%%

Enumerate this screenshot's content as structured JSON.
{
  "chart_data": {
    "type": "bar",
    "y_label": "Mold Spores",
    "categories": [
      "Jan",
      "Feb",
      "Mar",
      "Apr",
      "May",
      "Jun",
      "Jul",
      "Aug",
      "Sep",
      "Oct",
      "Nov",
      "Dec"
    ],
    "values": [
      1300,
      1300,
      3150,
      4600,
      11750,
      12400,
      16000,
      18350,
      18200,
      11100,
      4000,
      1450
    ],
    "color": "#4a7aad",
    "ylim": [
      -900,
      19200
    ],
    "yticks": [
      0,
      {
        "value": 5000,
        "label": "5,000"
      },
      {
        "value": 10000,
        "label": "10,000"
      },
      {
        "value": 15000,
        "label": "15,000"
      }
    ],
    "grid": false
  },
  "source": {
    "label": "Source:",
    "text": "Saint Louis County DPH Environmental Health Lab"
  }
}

%%
%%

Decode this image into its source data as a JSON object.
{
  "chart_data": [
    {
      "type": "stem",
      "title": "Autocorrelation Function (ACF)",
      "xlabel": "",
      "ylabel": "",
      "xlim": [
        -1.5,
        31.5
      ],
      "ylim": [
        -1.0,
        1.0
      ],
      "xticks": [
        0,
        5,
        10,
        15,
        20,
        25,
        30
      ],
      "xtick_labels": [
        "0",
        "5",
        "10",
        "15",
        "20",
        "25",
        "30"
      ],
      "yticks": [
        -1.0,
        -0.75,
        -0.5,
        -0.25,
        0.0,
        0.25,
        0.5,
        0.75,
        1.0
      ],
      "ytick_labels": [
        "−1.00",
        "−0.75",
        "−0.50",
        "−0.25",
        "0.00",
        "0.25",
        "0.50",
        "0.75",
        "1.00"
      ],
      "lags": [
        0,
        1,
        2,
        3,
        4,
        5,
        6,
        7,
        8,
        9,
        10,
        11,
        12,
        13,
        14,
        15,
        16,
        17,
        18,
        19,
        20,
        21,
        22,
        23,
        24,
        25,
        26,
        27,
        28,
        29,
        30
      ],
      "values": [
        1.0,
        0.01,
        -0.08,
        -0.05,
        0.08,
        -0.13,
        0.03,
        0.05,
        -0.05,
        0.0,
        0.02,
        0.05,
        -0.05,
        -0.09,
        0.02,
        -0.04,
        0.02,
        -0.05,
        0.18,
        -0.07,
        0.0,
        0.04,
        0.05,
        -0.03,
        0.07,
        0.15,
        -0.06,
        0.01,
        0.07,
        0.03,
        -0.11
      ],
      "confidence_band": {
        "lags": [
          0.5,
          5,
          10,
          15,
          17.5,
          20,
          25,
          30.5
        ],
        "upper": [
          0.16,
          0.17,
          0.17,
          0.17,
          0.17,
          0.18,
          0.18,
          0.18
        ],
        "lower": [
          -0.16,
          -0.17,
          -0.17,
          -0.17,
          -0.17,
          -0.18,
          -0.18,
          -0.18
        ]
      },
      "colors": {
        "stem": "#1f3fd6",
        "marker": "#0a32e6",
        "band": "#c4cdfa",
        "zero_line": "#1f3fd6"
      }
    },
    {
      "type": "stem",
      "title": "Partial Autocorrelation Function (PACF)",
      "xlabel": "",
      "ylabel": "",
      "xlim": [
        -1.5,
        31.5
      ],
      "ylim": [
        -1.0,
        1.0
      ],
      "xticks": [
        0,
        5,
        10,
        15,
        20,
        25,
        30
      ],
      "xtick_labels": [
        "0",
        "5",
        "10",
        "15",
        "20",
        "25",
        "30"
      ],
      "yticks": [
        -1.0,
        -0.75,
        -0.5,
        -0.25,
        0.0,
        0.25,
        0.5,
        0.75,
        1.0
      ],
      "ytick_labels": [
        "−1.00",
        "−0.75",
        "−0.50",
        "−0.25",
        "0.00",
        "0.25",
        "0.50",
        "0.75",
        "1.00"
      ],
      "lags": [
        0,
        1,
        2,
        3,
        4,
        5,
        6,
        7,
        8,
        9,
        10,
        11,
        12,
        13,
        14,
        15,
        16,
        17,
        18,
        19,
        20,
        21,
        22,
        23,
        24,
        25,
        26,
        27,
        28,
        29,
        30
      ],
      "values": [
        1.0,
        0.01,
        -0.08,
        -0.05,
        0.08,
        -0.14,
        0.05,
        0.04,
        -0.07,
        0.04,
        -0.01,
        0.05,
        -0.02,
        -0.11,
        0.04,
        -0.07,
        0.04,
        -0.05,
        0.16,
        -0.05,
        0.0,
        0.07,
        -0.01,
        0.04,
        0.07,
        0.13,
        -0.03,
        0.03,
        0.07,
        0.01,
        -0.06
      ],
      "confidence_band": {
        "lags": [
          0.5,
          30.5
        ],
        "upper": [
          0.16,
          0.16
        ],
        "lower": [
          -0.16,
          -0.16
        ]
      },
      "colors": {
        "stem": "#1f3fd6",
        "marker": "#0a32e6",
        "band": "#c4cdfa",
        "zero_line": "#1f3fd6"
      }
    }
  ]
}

%%

▶ WORK INSTRUCTIONS
Select all lines with the word "title" from the entries above.

▶ FULL RESPONSE
      "title": "Autocorrelation Function (ACF)",
      "title": "Partial Autocorrelation Function (PACF)",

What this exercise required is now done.